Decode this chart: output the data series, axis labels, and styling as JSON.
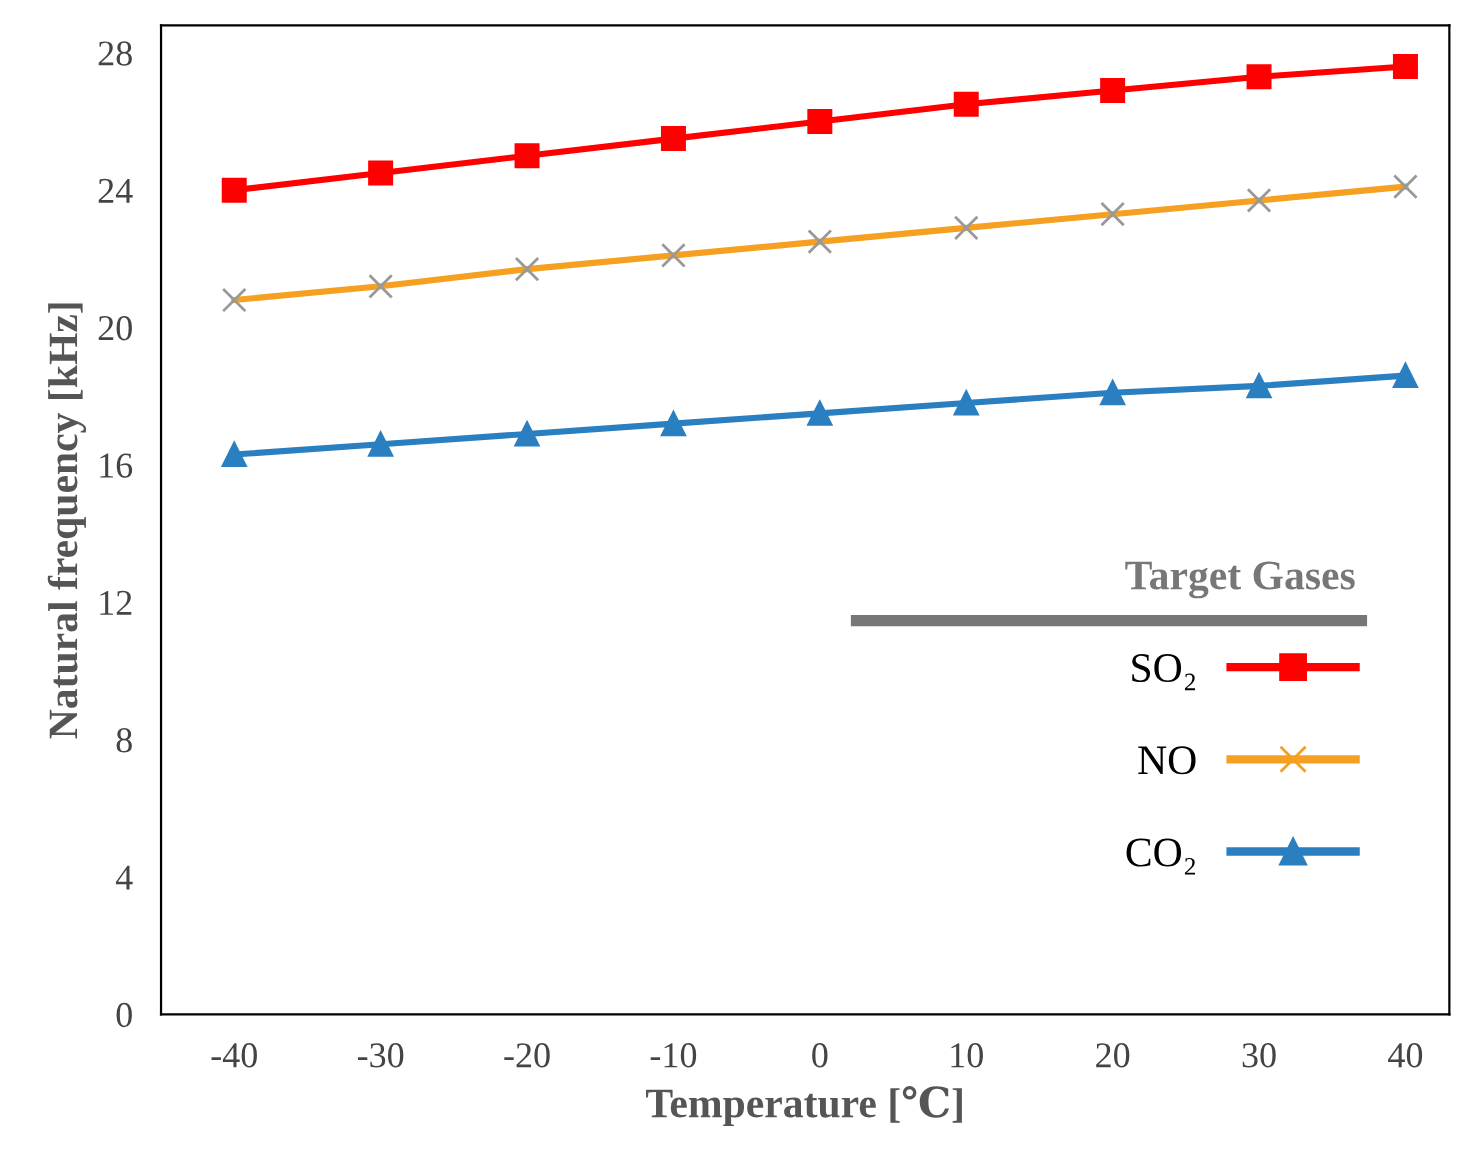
{
  "chart_data": {
    "type": "line",
    "xlabel": "Temperature [℃]",
    "ylabel": "Natural frequency [kHz]",
    "legend_title": "Target Gases",
    "x": [
      -40,
      -30,
      -20,
      -10,
      0,
      10,
      20,
      30,
      40
    ],
    "xlim": [
      -45,
      43
    ],
    "xticks": [
      -40,
      -30,
      -20,
      -10,
      0,
      10,
      20,
      30,
      40
    ],
    "ylim": [
      0,
      28.8
    ],
    "yticks": [
      0,
      4,
      8,
      12,
      16,
      20,
      24,
      28
    ],
    "grid": false,
    "legend": "center right",
    "line_style": "solid",
    "series": [
      {
        "name": "SO₂",
        "color": "#ff0000",
        "marker": "square",
        "values": [
          24.0,
          24.5,
          25.0,
          25.5,
          26.0,
          26.5,
          26.9,
          27.3,
          27.6
        ]
      },
      {
        "name": "NO",
        "color": "#f5a020",
        "marker": "cross",
        "values": [
          20.8,
          21.2,
          21.7,
          22.1,
          22.5,
          22.9,
          23.3,
          23.7,
          24.1
        ]
      },
      {
        "name": "CO₂",
        "color": "#2a7fc0",
        "marker": "triangle",
        "values": [
          16.3,
          16.6,
          16.9,
          17.2,
          17.5,
          17.8,
          18.1,
          18.3,
          18.6
        ]
      }
    ]
  }
}
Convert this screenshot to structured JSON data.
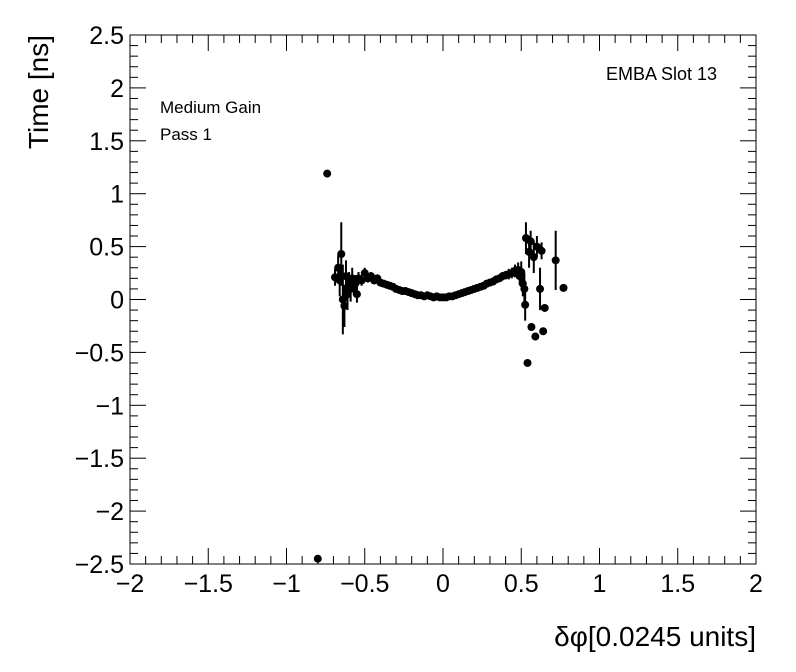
{
  "chart_data": {
    "type": "scatter",
    "title": "",
    "xlabel": "δφ[0.0245 units]",
    "ylabel": "Time [ns]",
    "xlim": [
      -2,
      2
    ],
    "ylim": [
      -2.5,
      2.5
    ],
    "x_ticks": [
      -2,
      -1.5,
      -1,
      -0.5,
      0,
      0.5,
      1,
      1.5,
      2
    ],
    "x_tick_labels": [
      "−2",
      "−1.5",
      "−1",
      "−0.5",
      "0",
      "0.5",
      "1",
      "1.5",
      "2"
    ],
    "y_ticks": [
      -2.5,
      -2,
      -1.5,
      -1,
      -0.5,
      0,
      0.5,
      1,
      1.5,
      2,
      2.5
    ],
    "y_tick_labels": [
      "−2.5",
      "−2",
      "−1.5",
      "−1",
      "−0.5",
      "0",
      "0.5",
      "1",
      "1.5",
      "2",
      "2.5"
    ],
    "grid": false,
    "annotations": {
      "top_right": "EMBA Slot 13",
      "top_left_1": "Medium Gain",
      "top_left_2": "Pass 1"
    },
    "series": [
      {
        "marker": "circle",
        "color": "#000000",
        "points": [
          {
            "x": -0.8,
            "y": -2.45,
            "err": 0
          },
          {
            "x": -0.74,
            "y": 1.19,
            "err": 0
          },
          {
            "x": -0.69,
            "y": 0.21,
            "err": 0.08
          },
          {
            "x": -0.67,
            "y": 0.3,
            "err": 0.12
          },
          {
            "x": -0.66,
            "y": 0.18,
            "err": 0.15
          },
          {
            "x": -0.65,
            "y": 0.43,
            "err": 0.3
          },
          {
            "x": -0.64,
            "y": 0.0,
            "err": 0.33
          },
          {
            "x": -0.63,
            "y": -0.06,
            "err": 0.2
          },
          {
            "x": -0.62,
            "y": 0.22,
            "err": 0.15
          },
          {
            "x": -0.61,
            "y": 0.05,
            "err": 0.15
          },
          {
            "x": -0.6,
            "y": 0.16,
            "err": 0.1
          },
          {
            "x": -0.59,
            "y": 0.1,
            "err": 0.12
          },
          {
            "x": -0.58,
            "y": 0.2,
            "err": 0.1
          },
          {
            "x": -0.57,
            "y": 0.12,
            "err": 0.08
          },
          {
            "x": -0.56,
            "y": 0.15,
            "err": 0.08
          },
          {
            "x": -0.55,
            "y": 0.05,
            "err": 0.08
          },
          {
            "x": -0.54,
            "y": 0.2,
            "err": 0.06
          },
          {
            "x": -0.52,
            "y": 0.18,
            "err": 0.05
          },
          {
            "x": -0.5,
            "y": 0.25,
            "err": 0.05
          },
          {
            "x": -0.48,
            "y": 0.2,
            "err": 0.04
          },
          {
            "x": -0.46,
            "y": 0.22,
            "err": 0.04
          },
          {
            "x": -0.44,
            "y": 0.18,
            "err": 0.03
          },
          {
            "x": -0.42,
            "y": 0.2,
            "err": 0.03
          },
          {
            "x": -0.4,
            "y": 0.16,
            "err": 0.03
          },
          {
            "x": -0.38,
            "y": 0.15,
            "err": 0.02
          },
          {
            "x": -0.36,
            "y": 0.14,
            "err": 0.02
          },
          {
            "x": -0.34,
            "y": 0.13,
            "err": 0.02
          },
          {
            "x": -0.32,
            "y": 0.12,
            "err": 0.02
          },
          {
            "x": -0.3,
            "y": 0.1,
            "err": 0.02
          },
          {
            "x": -0.28,
            "y": 0.09,
            "err": 0.02
          },
          {
            "x": -0.26,
            "y": 0.08,
            "err": 0.02
          },
          {
            "x": -0.24,
            "y": 0.08,
            "err": 0.02
          },
          {
            "x": -0.22,
            "y": 0.07,
            "err": 0.02
          },
          {
            "x": -0.2,
            "y": 0.06,
            "err": 0.02
          },
          {
            "x": -0.18,
            "y": 0.05,
            "err": 0.02
          },
          {
            "x": -0.16,
            "y": 0.04,
            "err": 0.02
          },
          {
            "x": -0.14,
            "y": 0.04,
            "err": 0.02
          },
          {
            "x": -0.12,
            "y": 0.03,
            "err": 0.02
          },
          {
            "x": -0.1,
            "y": 0.04,
            "err": 0.02
          },
          {
            "x": -0.08,
            "y": 0.03,
            "err": 0.02
          },
          {
            "x": -0.06,
            "y": 0.02,
            "err": 0.02
          },
          {
            "x": -0.04,
            "y": 0.03,
            "err": 0.02
          },
          {
            "x": -0.02,
            "y": 0.02,
            "err": 0.02
          },
          {
            "x": 0.0,
            "y": 0.02,
            "err": 0.02
          },
          {
            "x": 0.02,
            "y": 0.02,
            "err": 0.02
          },
          {
            "x": 0.04,
            "y": 0.03,
            "err": 0.02
          },
          {
            "x": 0.06,
            "y": 0.03,
            "err": 0.02
          },
          {
            "x": 0.08,
            "y": 0.04,
            "err": 0.02
          },
          {
            "x": 0.1,
            "y": 0.05,
            "err": 0.02
          },
          {
            "x": 0.12,
            "y": 0.06,
            "err": 0.02
          },
          {
            "x": 0.14,
            "y": 0.07,
            "err": 0.02
          },
          {
            "x": 0.16,
            "y": 0.08,
            "err": 0.02
          },
          {
            "x": 0.18,
            "y": 0.09,
            "err": 0.02
          },
          {
            "x": 0.2,
            "y": 0.1,
            "err": 0.02
          },
          {
            "x": 0.22,
            "y": 0.11,
            "err": 0.02
          },
          {
            "x": 0.24,
            "y": 0.12,
            "err": 0.02
          },
          {
            "x": 0.26,
            "y": 0.13,
            "err": 0.02
          },
          {
            "x": 0.28,
            "y": 0.15,
            "err": 0.02
          },
          {
            "x": 0.3,
            "y": 0.16,
            "err": 0.03
          },
          {
            "x": 0.32,
            "y": 0.17,
            "err": 0.03
          },
          {
            "x": 0.34,
            "y": 0.19,
            "err": 0.03
          },
          {
            "x": 0.36,
            "y": 0.2,
            "err": 0.03
          },
          {
            "x": 0.38,
            "y": 0.22,
            "err": 0.04
          },
          {
            "x": 0.4,
            "y": 0.23,
            "err": 0.04
          },
          {
            "x": 0.42,
            "y": 0.24,
            "err": 0.05
          },
          {
            "x": 0.44,
            "y": 0.25,
            "err": 0.05
          },
          {
            "x": 0.46,
            "y": 0.27,
            "err": 0.06
          },
          {
            "x": 0.48,
            "y": 0.28,
            "err": 0.07
          },
          {
            "x": 0.49,
            "y": 0.22,
            "err": 0.08
          },
          {
            "x": 0.5,
            "y": 0.26,
            "err": 0.1
          },
          {
            "x": 0.51,
            "y": 0.15,
            "err": 0.12
          },
          {
            "x": 0.52,
            "y": 0.1,
            "err": 0.15
          },
          {
            "x": 0.525,
            "y": -0.05,
            "err": 0.15
          },
          {
            "x": 0.53,
            "y": 0.58,
            "err": 0.15
          },
          {
            "x": 0.54,
            "y": -0.6,
            "err": 0
          },
          {
            "x": 0.55,
            "y": 0.45,
            "err": 0.15
          },
          {
            "x": 0.56,
            "y": 0.55,
            "err": 0.1
          },
          {
            "x": 0.565,
            "y": -0.26,
            "err": 0
          },
          {
            "x": 0.58,
            "y": 0.4,
            "err": 0.15
          },
          {
            "x": 0.59,
            "y": -0.35,
            "err": 0
          },
          {
            "x": 0.6,
            "y": 0.5,
            "err": 0.1
          },
          {
            "x": 0.62,
            "y": 0.1,
            "err": 0.2
          },
          {
            "x": 0.63,
            "y": 0.46,
            "err": 0.08
          },
          {
            "x": 0.64,
            "y": -0.3,
            "err": 0
          },
          {
            "x": 0.65,
            "y": -0.08,
            "err": 0
          },
          {
            "x": 0.72,
            "y": 0.37,
            "err": 0.28
          },
          {
            "x": 0.77,
            "y": 0.11,
            "err": 0
          }
        ]
      }
    ]
  }
}
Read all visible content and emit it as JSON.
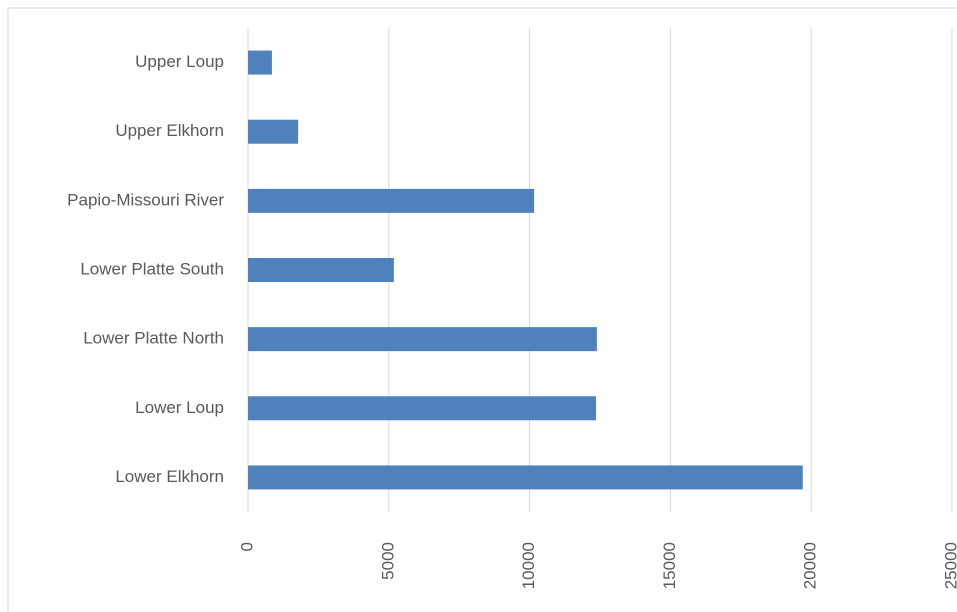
{
  "chart_data": {
    "type": "barh",
    "categories": [
      "Lower Elkhorn",
      "Lower Loup",
      "Lower Platte North",
      "Lower Platte South",
      "Papio-Missouri River",
      "Upper Elkhorn",
      "Upper Loup"
    ],
    "values": [
      19700,
      12360,
      12390,
      5180,
      10160,
      1780,
      850
    ],
    "color": "#4f81bd",
    "xlim": [
      0,
      25000
    ],
    "xticks": [
      0,
      5000,
      10000,
      15000,
      20000,
      25000
    ],
    "grid": true
  }
}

- - - -

▶ [Exercise details]
Which lines contain the word "ylabel"? Copy each of them.

▶ [Output of the exercise]
    "ylabel": "Natural frequency [kHz]",
    "ylabel": "Time [ns]",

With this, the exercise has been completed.